Learning and teaching styles

MINI CRITIQUE - Isagani Cruz - The Philippine Star

Last week, I gave this hypothetical case: Suppose the administrators of a Philippine school say that all classes should be online and a teacher insists on meeting students in a classroom on campus. How can we resolve the apparent conflict between the academic freedom of the school to determine “how lessons are taught” and the academic freedom of the individual teacher “to inquire, discover, publish and teach the truth as they see it in the field of their competence”?

On the practical level, there can be no question that the teacher has to be fired. Why? Because a school that conducts all classes online obviously does not have classrooms. To submit to the will of the teacher, it will have to construct a classroom and spend for electricity, janitors, and security guards. The local students, who are all expecting not to spend for transportation to go to the campus, will most likely not enroll anymore, causing the school to lose tuition income. Moreover, there will be no enrollees based in foreign countries. There will be, in short, a financial disadvantage for the school if the lessons would not be taught the way the school wants them taught.

On the theoretical level, the case is a bit trickier.

We can go back to the Supreme Court. The academic freedom of the individual teacher, according to the Court, “did not go beyond the concept of freedom of intellectual inquiry.” The teacher is free to think, publish, and say whatever s/he wants in the field of her/his competence, but how to teach the lesson is not exactly intellectual inquiry.

What is taught is not dependent on how it is taught. We can teach a child how to swim in at least two ways. We can first talk to the child about what swimming is all about, how to breathe, how to move the arms and legs, the dangers of drowning, and so on. Or we can just throw the child into the water. In both cases, the child will learn how to swim. (Yes, there are swimming schools where they just throw infants into the water.)

In the same way, we can teach a preschool student how to speak English in two ways. (Of course, there are a lot more ways.) We can use the student’s mother tongue to teach English words first, then phrases, then sentences. Or we can use English from Day One, even if the student cannot understand a single word we say. In both cases, the student will learn English eventually. (I assume, of course, that the teacher is competent, which may not necessarily be the case.)

__REQUIREMENT 1__:
Answer these questions about the column on learning and teaching styles:
(a) In the hypothetical case, how do the school administrators say all classes should be held?
(b) According to the Supreme Court, what did the academic freedom of the individual teacher not go beyond?
(c) In the first way described for teaching a preschool student English, what is used to teach English words first?
__REQUIREMENT 2__: State only the number of lines in the records that contain the string "COMP".
The column and the records that come after it are unrelated material.

__MATERIAL FOR THE TASK__:
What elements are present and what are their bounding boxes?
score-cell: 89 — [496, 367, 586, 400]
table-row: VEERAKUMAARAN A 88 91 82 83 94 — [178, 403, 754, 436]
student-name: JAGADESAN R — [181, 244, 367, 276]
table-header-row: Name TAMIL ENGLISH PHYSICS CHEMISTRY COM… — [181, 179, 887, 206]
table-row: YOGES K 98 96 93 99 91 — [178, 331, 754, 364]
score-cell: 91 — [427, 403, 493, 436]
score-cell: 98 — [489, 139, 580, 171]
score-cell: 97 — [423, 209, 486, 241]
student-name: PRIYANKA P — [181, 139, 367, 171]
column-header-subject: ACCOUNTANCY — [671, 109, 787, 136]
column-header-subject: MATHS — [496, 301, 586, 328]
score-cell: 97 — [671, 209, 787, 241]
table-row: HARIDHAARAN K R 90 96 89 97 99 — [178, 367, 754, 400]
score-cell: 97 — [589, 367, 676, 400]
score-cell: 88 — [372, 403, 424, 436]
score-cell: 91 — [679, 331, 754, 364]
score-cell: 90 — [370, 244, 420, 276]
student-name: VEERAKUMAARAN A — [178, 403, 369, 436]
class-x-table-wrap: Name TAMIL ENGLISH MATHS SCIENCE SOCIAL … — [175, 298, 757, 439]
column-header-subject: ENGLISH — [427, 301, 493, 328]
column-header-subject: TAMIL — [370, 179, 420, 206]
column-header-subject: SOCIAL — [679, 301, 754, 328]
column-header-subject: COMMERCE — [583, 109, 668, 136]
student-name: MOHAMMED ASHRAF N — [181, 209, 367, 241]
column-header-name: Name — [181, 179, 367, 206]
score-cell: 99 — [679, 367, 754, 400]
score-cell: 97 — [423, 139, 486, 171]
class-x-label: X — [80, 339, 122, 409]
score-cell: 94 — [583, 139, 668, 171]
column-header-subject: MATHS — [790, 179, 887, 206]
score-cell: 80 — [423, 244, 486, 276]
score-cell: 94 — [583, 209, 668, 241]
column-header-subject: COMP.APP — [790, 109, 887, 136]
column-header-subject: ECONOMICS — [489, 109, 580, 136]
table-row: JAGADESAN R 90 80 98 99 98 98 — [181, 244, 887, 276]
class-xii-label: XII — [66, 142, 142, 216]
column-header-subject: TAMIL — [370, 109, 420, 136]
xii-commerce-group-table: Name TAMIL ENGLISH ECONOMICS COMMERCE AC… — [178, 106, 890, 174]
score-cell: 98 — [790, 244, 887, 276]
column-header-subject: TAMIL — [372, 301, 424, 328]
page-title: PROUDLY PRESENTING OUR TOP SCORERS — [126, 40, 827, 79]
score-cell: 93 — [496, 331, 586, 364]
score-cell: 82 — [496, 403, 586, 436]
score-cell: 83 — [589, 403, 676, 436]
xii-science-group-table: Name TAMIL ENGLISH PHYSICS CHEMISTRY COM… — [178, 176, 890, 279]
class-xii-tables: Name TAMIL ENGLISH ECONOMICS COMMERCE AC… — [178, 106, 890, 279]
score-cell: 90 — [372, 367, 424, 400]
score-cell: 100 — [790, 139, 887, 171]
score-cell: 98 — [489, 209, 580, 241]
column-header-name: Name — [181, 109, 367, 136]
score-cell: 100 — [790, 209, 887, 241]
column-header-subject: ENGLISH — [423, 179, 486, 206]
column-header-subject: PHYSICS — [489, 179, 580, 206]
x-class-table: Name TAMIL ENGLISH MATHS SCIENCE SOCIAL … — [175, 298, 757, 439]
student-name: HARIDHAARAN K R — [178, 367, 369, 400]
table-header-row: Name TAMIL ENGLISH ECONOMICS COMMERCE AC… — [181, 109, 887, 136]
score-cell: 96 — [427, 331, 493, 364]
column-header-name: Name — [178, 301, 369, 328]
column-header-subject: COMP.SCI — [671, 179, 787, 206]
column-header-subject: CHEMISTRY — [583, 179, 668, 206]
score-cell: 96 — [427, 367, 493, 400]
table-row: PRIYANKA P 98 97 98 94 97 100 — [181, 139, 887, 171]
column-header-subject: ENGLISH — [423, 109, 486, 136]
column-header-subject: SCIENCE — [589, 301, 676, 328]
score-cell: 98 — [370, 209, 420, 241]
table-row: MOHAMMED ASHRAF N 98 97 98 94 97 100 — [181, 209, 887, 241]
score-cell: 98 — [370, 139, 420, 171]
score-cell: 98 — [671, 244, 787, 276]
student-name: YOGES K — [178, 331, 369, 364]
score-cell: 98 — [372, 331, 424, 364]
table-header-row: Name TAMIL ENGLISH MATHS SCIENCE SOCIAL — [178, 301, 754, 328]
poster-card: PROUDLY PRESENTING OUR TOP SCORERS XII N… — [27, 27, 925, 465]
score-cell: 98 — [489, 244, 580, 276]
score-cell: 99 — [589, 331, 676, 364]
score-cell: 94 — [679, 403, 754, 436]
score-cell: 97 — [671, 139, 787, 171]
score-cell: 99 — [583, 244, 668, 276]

__TASK SOLUTION 1__:
(a) Online.
(b) The concept of freedom of intellectual inquiry.
(c) The student's mother tongue.

__TASK SOLUTION 2__: 2